___ Passage to read ___

Monday, March 9, 2014: Mining protections, Cross Center traffic, military spending

Posted March 09, 2014, at 10:55 a.m.

Environmental protections

As a child, I looked up at planes flying low overhead. DDT insecticide mist fell on my face. Pesticide industries denied for decades that DDT was harmful to environment and wildlife. Fossil-fuel industries still deny that carbon emissions contribute to global warming. The mining industry, landowners and Maine lawmakers who support rules that reduce protections for open-pit mines are denying environmental hazards and costs of cleanup.

Ramsey Hart of MiningWatch Canada said, “There’s almost no way Bald Mountain can be mined without polluting nearby water, potentially for thousands of years.”

Conflicts of interest abound in virtually all claims about the environmental safety of modern mining. An Irving employee was the presenter at one event I attended. At another event, three presenters all had close ties to the mining industry.

The North Jackson Company, writers of new rules for Maine, said: “We pride ourselves in our long relationships with two major metallic mining companies.”

Important questions were asked at a January event about modern liners that still develop leaks, about natural disasters that still cause modern tailings ponds to fail, about examples of modern mines using modern technology that has not polluted surrounding waters. None of these questions got reassuring answers.

Hydrogeologist Carol White explained, “Inherent in any of these studies is uncertainty. Nobody can guarantee water quality in the future.”

It’s true, there is plenty of uncertainty in life, but we can choose to reduce uncertainty by writing environmental protections that are more rather than less rigorous.

Alice Bolstridge

Presque Isle

A beautiful building

Last night, my wife and I attended a spectacular performance of Beauty and the Beast at the Cross Insurance Center. We were thrilled to be able to attend the event in a close proximity to our home. However, the environment of the center for a traveling Broadway show left something to be desired.

The show itself started about 15 minutes late — the flow of vehicle traffic and parking seemed to be the reason. At show time, there were still hundreds of folks shuffling to their seats. During the first transition, more tardy patrons were allowed to descend the stairs to find their seats. This was very inconvenient because it made seeing the stage impossible as we were sitting on the aisle.

I completely understand the center offering concessions, but it was different than my experiences at the Merrill Auditorium in Portland or in New York City. The issue wasn’t the food or drink; it was again the constant movement and traffic of others seated around you that made it hard to enjoy the performance. Broadway shows have an intermission for a reason.

___ Information supplied ___

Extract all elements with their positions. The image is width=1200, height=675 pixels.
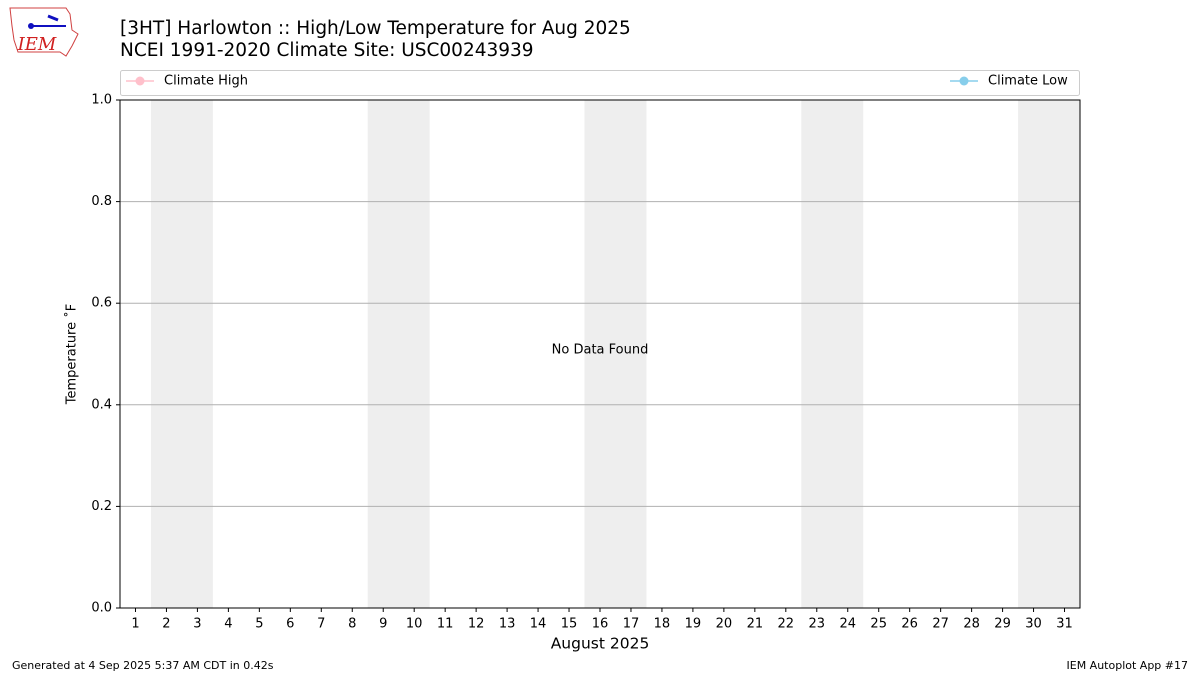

___

— What to do —
1. According to the letters to the editor above, about how late did the Beauty and the Beast performance start?
2. Carry on the letters to the editor above from their final sentence.

— Expected responses —
1. About 15 minutes late.

2.
Overall, and it bears repeating, the show was fantastic. My issues are with the center itself. The building is beautiful and will be a great home for many years to come for basketball, concerts, circus, etc. However, I feel that not every show/performance/event will be a good fit for the center. I hope as the building matures, concerns for a spectator’s enjoyment level will be considered.

CJ McKenna

Waterville

Religious freedom

So, in spite of having his way with the defeat of LD 1428, An Act to Protect Religious Freedom, former state Rep. Stacey Fitts, a Republican, is disappointed that some of his party were in favor of the proposed law, according to his March 3 BDN OpEd. It’s interesting to see him apparently invoking reasonability and temperance in law making. Would that Fitts might have used his office of public trust to do as much when he supported the redefinition of marriage.

He says “we already have strong protections” for our religious freedoms, and I agree. But, when you enact over-the-top laws for one special interest, it’s hardly surprising for others to seek a legal recourse for infringement upon them. Fitts and others enjoyed rockstar popularity for a single-minded mission where “equality” under the law has been stretched into the realms of urges, behaviors and lifestyles.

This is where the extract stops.